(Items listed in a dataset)
»»

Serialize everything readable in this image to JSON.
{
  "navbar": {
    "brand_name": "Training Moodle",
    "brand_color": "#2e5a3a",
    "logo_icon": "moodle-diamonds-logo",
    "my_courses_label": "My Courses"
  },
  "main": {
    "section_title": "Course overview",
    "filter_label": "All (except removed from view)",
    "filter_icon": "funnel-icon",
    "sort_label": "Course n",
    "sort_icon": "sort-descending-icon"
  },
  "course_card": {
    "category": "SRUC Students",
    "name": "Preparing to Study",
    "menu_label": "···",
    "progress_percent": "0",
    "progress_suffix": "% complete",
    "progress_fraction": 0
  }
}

««
»»

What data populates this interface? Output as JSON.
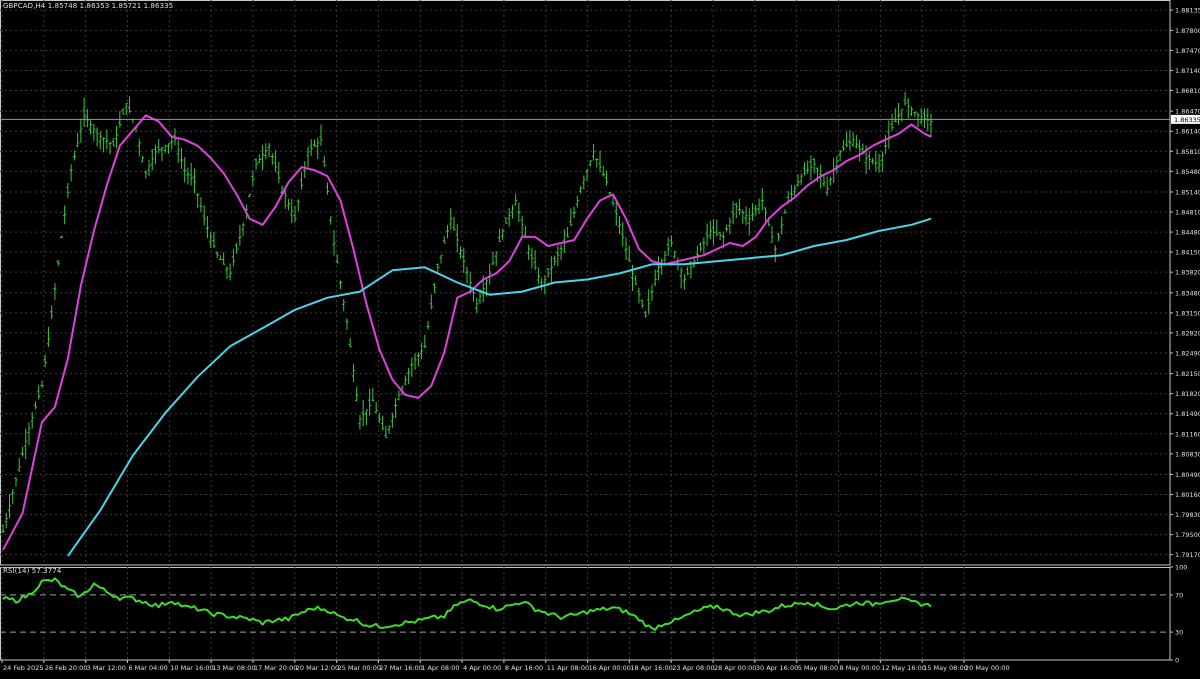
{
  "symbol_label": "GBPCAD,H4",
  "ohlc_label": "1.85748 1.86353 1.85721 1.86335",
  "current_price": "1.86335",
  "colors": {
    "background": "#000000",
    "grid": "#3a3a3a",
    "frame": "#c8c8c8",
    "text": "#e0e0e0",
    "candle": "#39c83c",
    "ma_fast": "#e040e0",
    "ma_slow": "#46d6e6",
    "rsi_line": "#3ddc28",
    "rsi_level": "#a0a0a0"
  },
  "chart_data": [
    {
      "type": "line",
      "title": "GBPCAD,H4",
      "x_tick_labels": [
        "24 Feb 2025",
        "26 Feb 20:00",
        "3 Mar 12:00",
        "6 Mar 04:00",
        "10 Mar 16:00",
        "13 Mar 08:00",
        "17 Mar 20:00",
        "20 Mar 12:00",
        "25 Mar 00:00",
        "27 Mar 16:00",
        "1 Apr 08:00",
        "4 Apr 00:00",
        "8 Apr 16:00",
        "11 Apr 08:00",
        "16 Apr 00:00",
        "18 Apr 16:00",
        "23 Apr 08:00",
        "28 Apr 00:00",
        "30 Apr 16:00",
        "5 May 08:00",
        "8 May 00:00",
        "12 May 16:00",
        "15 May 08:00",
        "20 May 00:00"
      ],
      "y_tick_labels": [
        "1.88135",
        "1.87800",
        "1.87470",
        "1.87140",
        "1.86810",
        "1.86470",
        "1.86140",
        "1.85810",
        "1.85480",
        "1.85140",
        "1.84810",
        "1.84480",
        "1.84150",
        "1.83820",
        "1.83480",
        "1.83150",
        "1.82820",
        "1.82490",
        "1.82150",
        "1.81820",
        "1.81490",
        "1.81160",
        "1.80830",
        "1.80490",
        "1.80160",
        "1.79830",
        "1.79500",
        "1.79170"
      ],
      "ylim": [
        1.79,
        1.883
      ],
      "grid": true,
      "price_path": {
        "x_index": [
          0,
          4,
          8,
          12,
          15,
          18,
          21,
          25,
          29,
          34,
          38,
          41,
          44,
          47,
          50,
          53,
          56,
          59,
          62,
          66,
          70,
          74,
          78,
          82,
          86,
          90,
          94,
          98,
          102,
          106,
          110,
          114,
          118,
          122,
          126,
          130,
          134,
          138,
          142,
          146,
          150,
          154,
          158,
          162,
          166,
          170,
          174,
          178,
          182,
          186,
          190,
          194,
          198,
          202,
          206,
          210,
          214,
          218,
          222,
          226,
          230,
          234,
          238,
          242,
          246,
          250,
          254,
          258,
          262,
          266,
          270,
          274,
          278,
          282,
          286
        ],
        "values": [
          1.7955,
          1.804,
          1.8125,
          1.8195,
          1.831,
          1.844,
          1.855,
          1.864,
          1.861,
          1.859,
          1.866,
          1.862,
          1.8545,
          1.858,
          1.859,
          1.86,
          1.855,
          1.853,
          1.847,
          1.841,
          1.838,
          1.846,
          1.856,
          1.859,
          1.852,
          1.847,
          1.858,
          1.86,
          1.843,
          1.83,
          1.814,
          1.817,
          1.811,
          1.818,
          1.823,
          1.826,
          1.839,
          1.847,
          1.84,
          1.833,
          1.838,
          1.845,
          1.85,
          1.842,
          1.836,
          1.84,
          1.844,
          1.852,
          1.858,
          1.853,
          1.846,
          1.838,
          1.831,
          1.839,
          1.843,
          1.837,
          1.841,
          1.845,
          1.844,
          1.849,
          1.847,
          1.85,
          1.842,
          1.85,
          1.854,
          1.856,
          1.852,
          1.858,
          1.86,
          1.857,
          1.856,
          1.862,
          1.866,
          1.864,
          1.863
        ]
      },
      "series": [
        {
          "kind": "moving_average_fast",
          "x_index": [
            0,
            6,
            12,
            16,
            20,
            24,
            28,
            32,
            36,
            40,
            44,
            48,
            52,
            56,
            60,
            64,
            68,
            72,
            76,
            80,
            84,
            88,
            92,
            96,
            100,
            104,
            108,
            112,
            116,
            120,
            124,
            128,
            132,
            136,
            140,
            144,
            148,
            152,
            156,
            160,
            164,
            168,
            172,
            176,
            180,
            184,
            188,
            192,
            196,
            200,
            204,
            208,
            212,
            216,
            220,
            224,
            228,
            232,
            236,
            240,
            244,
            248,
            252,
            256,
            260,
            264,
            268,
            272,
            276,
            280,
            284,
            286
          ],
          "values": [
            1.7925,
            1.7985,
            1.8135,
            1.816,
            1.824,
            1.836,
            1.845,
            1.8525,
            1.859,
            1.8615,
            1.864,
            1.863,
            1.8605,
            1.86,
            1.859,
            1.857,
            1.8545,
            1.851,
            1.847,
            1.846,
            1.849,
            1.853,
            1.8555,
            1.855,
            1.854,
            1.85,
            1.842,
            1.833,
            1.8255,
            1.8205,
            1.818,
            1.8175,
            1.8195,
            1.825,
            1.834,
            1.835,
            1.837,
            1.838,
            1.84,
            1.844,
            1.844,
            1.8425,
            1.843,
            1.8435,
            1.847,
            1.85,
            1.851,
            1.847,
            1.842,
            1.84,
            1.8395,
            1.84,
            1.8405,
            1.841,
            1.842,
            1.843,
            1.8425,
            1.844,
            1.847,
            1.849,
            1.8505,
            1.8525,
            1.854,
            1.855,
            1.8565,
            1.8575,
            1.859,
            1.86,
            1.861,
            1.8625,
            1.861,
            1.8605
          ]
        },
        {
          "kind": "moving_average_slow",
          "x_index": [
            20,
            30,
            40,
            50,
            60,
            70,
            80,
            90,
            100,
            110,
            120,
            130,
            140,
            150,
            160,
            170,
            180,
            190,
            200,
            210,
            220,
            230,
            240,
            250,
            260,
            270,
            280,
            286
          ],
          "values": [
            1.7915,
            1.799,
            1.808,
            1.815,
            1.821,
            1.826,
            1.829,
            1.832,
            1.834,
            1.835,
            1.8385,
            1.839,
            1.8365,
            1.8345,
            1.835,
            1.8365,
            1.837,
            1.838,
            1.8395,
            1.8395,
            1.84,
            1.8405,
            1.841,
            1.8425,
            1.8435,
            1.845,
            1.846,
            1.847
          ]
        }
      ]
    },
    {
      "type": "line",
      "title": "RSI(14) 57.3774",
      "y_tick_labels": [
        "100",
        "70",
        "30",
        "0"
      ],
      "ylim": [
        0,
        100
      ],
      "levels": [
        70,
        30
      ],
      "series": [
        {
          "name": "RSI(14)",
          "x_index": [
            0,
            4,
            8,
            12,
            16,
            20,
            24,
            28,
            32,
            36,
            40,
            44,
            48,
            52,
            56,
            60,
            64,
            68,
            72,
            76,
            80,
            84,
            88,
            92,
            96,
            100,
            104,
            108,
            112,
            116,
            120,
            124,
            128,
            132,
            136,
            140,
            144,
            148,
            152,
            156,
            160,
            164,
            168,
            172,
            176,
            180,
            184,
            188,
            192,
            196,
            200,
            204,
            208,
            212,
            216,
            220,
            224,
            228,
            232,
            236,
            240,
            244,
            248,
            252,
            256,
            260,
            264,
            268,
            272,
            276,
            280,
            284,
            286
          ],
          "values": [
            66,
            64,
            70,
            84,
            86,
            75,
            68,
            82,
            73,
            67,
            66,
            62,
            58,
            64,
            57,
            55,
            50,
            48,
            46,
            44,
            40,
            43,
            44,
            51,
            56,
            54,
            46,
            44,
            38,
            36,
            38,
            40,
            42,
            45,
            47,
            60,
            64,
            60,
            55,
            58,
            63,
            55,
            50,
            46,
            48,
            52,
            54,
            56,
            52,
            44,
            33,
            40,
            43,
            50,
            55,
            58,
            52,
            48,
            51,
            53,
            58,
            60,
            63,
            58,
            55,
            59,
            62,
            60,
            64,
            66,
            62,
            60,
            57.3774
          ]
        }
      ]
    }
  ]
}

««

» **Your goal**
Copy each line of the listing that contains the string "this".

» **Written response**
Serialize everything readable in this image to JSON.
What data populates this interface? Output as JSON.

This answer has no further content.